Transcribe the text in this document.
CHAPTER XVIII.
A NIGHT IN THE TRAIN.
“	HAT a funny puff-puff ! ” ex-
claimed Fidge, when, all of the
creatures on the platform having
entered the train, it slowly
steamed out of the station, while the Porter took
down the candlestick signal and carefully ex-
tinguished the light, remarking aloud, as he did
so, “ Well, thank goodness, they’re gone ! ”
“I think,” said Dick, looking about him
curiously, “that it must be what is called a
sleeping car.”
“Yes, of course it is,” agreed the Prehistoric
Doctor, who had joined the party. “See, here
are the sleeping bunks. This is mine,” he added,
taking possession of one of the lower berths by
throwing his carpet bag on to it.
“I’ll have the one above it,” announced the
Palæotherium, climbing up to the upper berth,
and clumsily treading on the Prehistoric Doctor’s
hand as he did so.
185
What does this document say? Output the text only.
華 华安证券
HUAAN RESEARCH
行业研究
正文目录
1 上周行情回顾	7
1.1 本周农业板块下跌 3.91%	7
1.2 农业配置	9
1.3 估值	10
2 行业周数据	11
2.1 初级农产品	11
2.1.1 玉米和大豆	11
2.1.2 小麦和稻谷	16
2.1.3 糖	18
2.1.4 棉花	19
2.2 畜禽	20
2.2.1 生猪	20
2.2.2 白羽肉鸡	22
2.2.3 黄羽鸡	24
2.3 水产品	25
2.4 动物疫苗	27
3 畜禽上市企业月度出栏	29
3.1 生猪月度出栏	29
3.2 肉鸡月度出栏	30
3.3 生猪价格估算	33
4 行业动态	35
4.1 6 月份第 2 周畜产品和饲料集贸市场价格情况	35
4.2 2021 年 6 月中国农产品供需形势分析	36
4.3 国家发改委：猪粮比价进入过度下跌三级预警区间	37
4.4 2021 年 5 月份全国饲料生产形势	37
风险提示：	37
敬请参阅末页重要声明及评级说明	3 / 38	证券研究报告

## What the task asks
List all lines above in which the string "sleeping" appears.

## Solution below
sleeping car.”
are the sleeping bunks. This is mine,” he added,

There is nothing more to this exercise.